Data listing
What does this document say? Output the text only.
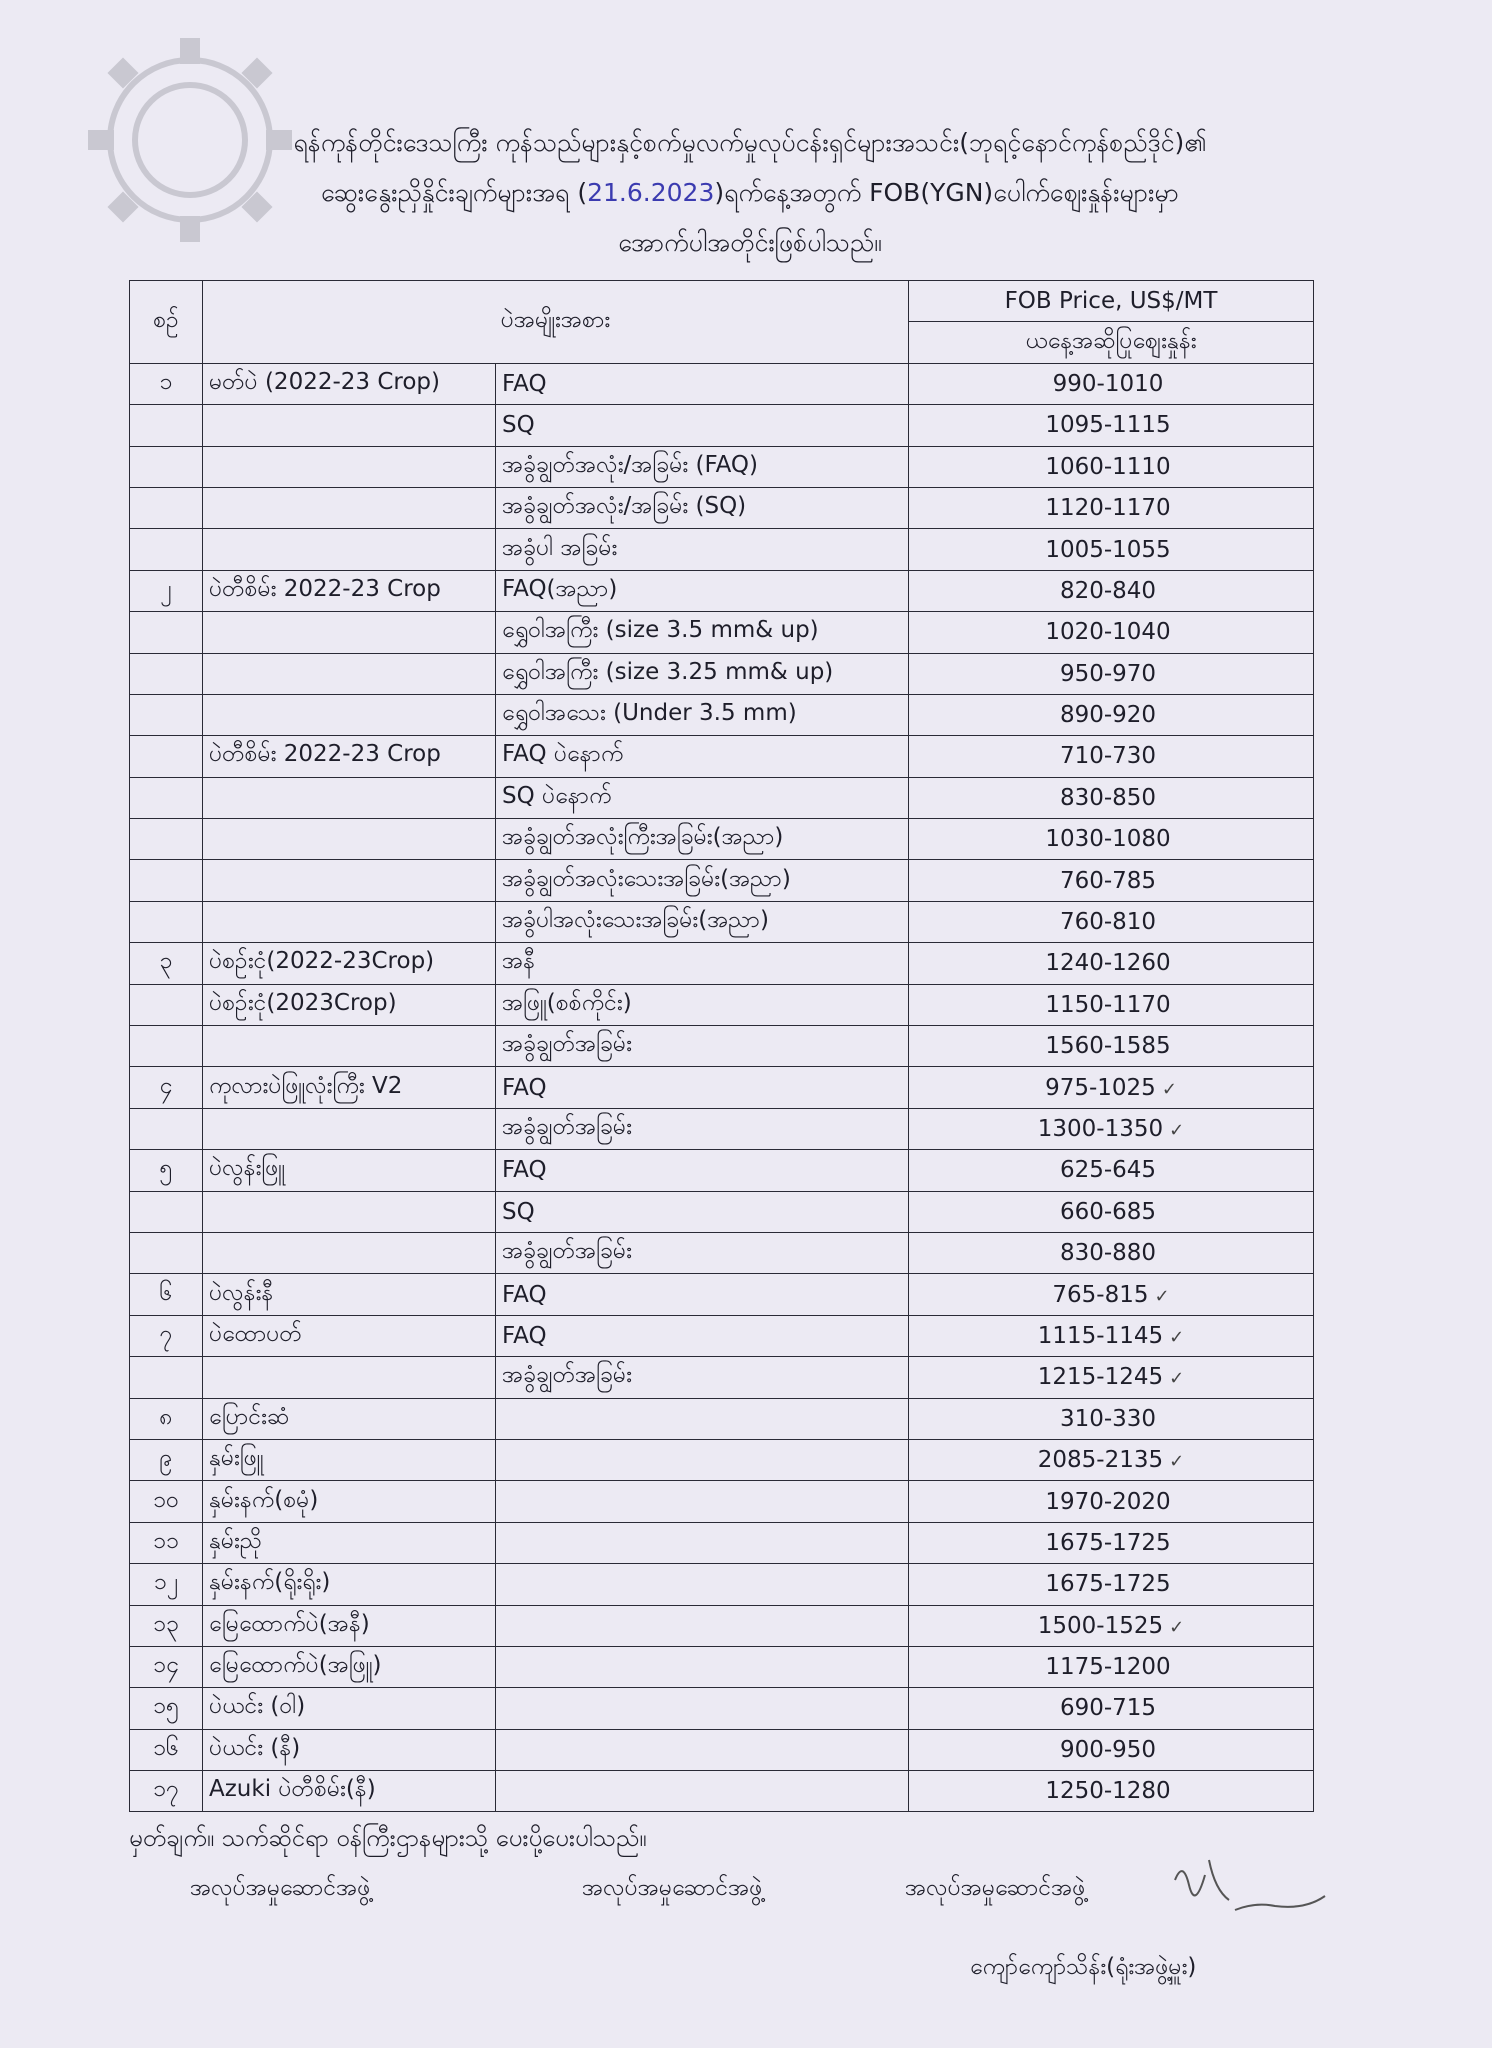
ရန်ကုန်တိုင်းဒေသကြီး ကုန်သည်များနှင့်စက်မှုလက်မှုလုပ်ငန်းရှင်များအသင်း(ဘုရင့်နောင်ကုန်စည်ဒိုင်)၏
ဆွေးနွေးညှိနှိုင်းချက်များအရ (21.6.2023)ရက်နေ့အတွက် FOB(YGN)ပေါက်ဈေးနှုန်းများမှာ
အောက်ပါအတိုင်းဖြစ်ပါသည်။
စဉ်	ပဲအမျိုးအစား		FOB Price, US$/MT
			ယနေ့အဆိုပြုဈေးနှုန်း
၁	မတ်ပဲ (2022-23 Crop)	FAQ	990-1010
		SQ	1095-1115
		အခွံချွတ်အလုံး/အခြမ်း (FAQ)	1060-1110
		အခွံချွတ်အလုံး/အခြမ်း (SQ)	1120-1170
		အခွံပါ အခြမ်း	1005-1055
၂	ပဲတီစိမ်း 2022-23 Crop	FAQ(အညာ)	820-840
		ရွှေဝါအကြီး (size 3.5 mm& up)	1020-1040
		ရွှေဝါအကြီး (size 3.25 mm& up)	950-970
		ရွှေဝါအသေး (Under 3.5 mm)	890-920
	ပဲတီစိမ်း 2022-23 Crop	FAQ ပဲနောက်	710-730
		SQ ပဲနောက်	830-850
		အခွံချွတ်အလုံးကြီးအခြမ်း(အညာ)	1030-1080
		အခွံချွတ်အလုံးသေးအခြမ်း(အညာ)	760-785
		အခွံပါအလုံးသေးအခြမ်း(အညာ)	760-810
၃	ပဲစဉ်းငုံ(2022-23Crop)	အနီ	1240-1260
	ပဲစဉ်းငုံ(2023Crop)	အဖြူ(စစ်ကိုင်း)	1150-1170
		အခွံချွတ်အခြမ်း	1560-1585
၄	ကုလားပဲဖြူလုံးကြီး V2	FAQ	975-1025 ✓
		အခွံချွတ်အခြမ်း	1300-1350 ✓
၅	ပဲလွန်းဖြူ	FAQ	625-645
		SQ	660-685
		အခွံချွတ်အခြမ်း	830-880
၆	ပဲလွန်းနီ	FAQ	765-815 ✓
၇	ပဲထောပတ်	FAQ	1115-1145 ✓
		အခွံချွတ်အခြမ်း	1215-1245 ✓
၈	ပြောင်းဆံ		310-330
၉	နှမ်းဖြူ		2085-2135 ✓
၁၀	နှမ်းနက်(စမုံ)		1970-2020
၁၁	နှမ်းညို		1675-1725
၁၂	နှမ်းနက်(ရိုးရိုး)		1675-1725
၁၃	မြေထောက်ပဲ(အနီ)		1500-1525 ✓
၁၄	မြေထောက်ပဲ(အဖြူ)		1175-1200
၁၅	ပဲယင်း (ဝါ)		690-715
၁၆	ပဲယင်း (နီ)		900-950
၁၇	Azuki ပဲတီစိမ်း(နီ)		1250-1280
မှတ်ချက်။ သက်ဆိုင်ရာ ဝန်ကြီးဌာနများသို့ ပေးပို့ပေးပါသည်။
အလုပ်အမှုဆောင်အဖွဲ့	အလုပ်အမှုဆောင်အဖွဲ့	အလုပ်အမှုဆောင်အဖွဲ့
ကျော်ကျော်သိန်း(ရုံးအဖွဲ့မှူး)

EXERCISE → Set down every entry word for word, but omit the pictures.

WRITTEN ANSWER →
What does this document say? Output the text only.
ရန်ကုန်တိုင်းဒေသကြီး ကုန်သည်များနှင့်စက်မှုလက်မှုလုပ်ငန်းရှင်များအသင်း(ဘုရင့်နောင်ကုန်စည်ဒိုင်)၏
ဆွေးနွေးညှိနှိုင်းချက်များအရ (21.6.2023)ရက်နေ့အတွက် FOB(YGN)ပေါက်ဈေးနှုန်းများမှာ
အောက်ပါအတိုင်းဖြစ်ပါသည်။
စဉ်	ပဲအမျိုးအစား		FOB Price, US$/MT
			ယနေ့အဆိုပြုဈေးနှုန်း
၁	မတ်ပဲ (2022-23 Crop)	FAQ	990-1010
		SQ	1095-1115
		အခွံချွတ်အလုံး/အခြမ်း (FAQ)	1060-1110
		အခွံချွတ်အလုံး/အခြမ်း (SQ)	1120-1170
		အခွံပါ အခြမ်း	1005-1055
၂	ပဲတီစိမ်း 2022-23 Crop	FAQ(အညာ)	820-840
		ရွှေဝါအကြီး (size 3.5 mm& up)	1020-1040
		ရွှေဝါအကြီး (size 3.25 mm& up)	950-970
		ရွှေဝါအသေး (Under 3.5 mm)	890-920
	ပဲတီစိမ်း 2022-23 Crop	FAQ ပဲနောက်	710-730
		SQ ပဲနောက်	830-850
		အခွံချွတ်အလုံးကြီးအခြမ်း(အညာ)	1030-1080
		အခွံချွတ်အလုံးသေးအခြမ်း(အညာ)	760-785
		အခွံပါအလုံးသေးအခြမ်း(အညာ)	760-810
၃	ပဲစဉ်းငုံ(2022-23Crop)	အနီ	1240-1260
	ပဲစဉ်းငုံ(2023Crop)	အဖြူ(စစ်ကိုင်း)	1150-1170
		အခွံချွတ်အခြမ်း	1560-1585
၄	ကုလားပဲဖြူလုံးကြီး V2	FAQ	975-1025 ✓
		အခွံချွတ်အခြမ်း	1300-1350 ✓
၅	ပဲလွန်းဖြူ	FAQ	625-645
		SQ	660-685
		အခွံချွတ်အခြမ်း	830-880
၆	ပဲလွန်းနီ	FAQ	765-815 ✓
၇	ပဲထောပတ်	FAQ	1115-1145 ✓
		အခွံချွတ်အခြမ်း	1215-1245 ✓
၈	ပြောင်းဆံ		310-330
၉	နှမ်းဖြူ		2085-2135 ✓
၁၀	နှမ်းနက်(စမုံ)		1970-2020
၁၁	နှမ်းညို		1675-1725
၁၂	နှမ်းနက်(ရိုးရိုး)		1675-1725
၁၃	မြေထောက်ပဲ(အနီ)		1500-1525 ✓
၁၄	မြေထောက်ပဲ(အဖြူ)		1175-1200
၁၅	ပဲယင်း (ဝါ)		690-715
၁၆	ပဲယင်း (နီ)		900-950
၁၇	Azuki ပဲတီစိမ်း(နီ)		1250-1280
မှတ်ချက်။ သက်ဆိုင်ရာ ဝန်ကြီးဌာနများသို့ ပေးပို့ပေးပါသည်။
အလုပ်အမှုဆောင်အဖွဲ့	အလုပ်အမှုဆောင်အဖွဲ့	အလုပ်အမှုဆောင်အဖွဲ့
ကျော်ကျော်သိန်း(ရုံးအဖွဲ့မှူး)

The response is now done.